Task description - Provide nothing but the number of lines containing the string "suda".

Given entries -
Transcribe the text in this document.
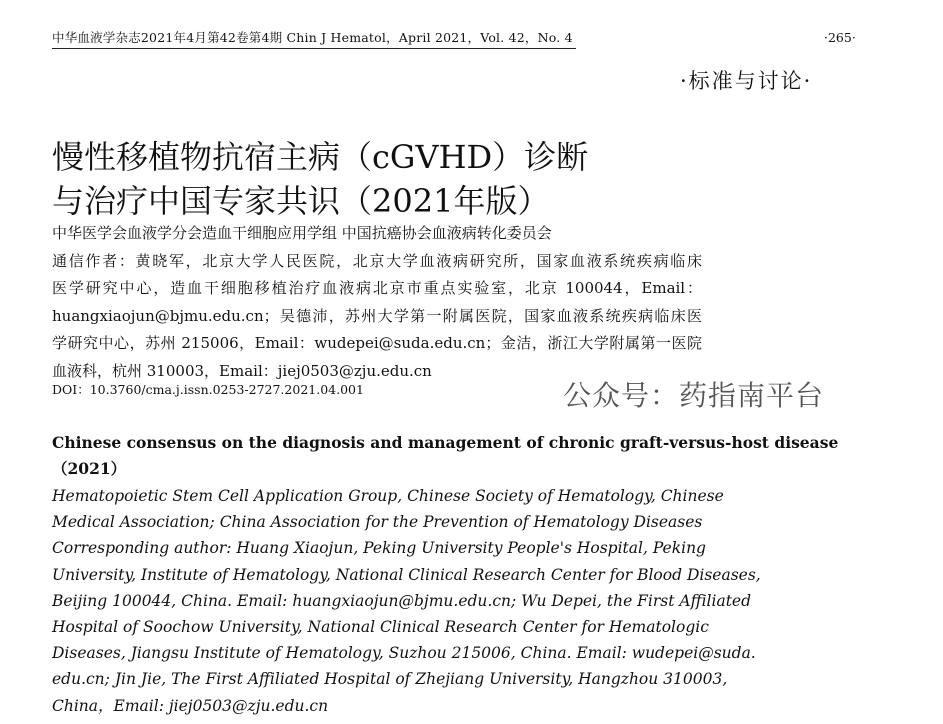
中华血液学杂志2021年4月第42卷第4期 Chin J Hematol，April 2021，Vol. 42，No. 4	·265·
·标准与讨论·
慢性移植物抗宿主病（cGVHD）诊断
与治疗中国专家共识（2021年版）
中华医学会血液学分会造血干细胞应用学组 中国抗癌协会血液病转化委员会
通信作者：黄晓军，北京大学人民医院，北京大学血液病研究所，国家血液系统疾病临床
医学研究中心，造血干细胞移植治疗血液病北京市重点实验室，北京 100044，Email：
huangxiaojun@bjmu.edu.cn；吴德沛，苏州大学第一附属医院，国家血液系统疾病临床医
学研究中心，苏州 215006，Email：wudepei@suda.edu.cn；金洁，浙江大学附属第一医院
血液科，杭州 310003，Email：jiej0503@zju.edu.cn
DOI：10.3760/cma.j.issn.0253-2727.2021.04.001	公众号：药指南平台
Chinese consensus on the diagnosis and management of chronic graft-versus-host disease
（2021）
Hematopoietic Stem Cell Application Group, Chinese Society of Hematology, Chinese
Medical Association; China Association for the Prevention of Hematology Diseases
Corresponding author: Huang Xiaojun, Peking University People's Hospital, Peking
University, Institute of Hematology, National Clinical Research Center for Blood Diseases,
Beijing 100044, China. Email: huangxiaojun@bjmu.edu.cn; Wu Depei, the First Affiliated
Hospital of Soochow University, National Clinical Research Center for Hematologic
Diseases, Jiangsu Institute of Hematology, Suzhou 215006, China. Email: wudepei@suda.
edu.cn; Jin Jie, The First Affiliated Hospital of Zhejiang University, Hangzhou 310003,
China，Email: jiej0503@zju.edu.cn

Completed task - 2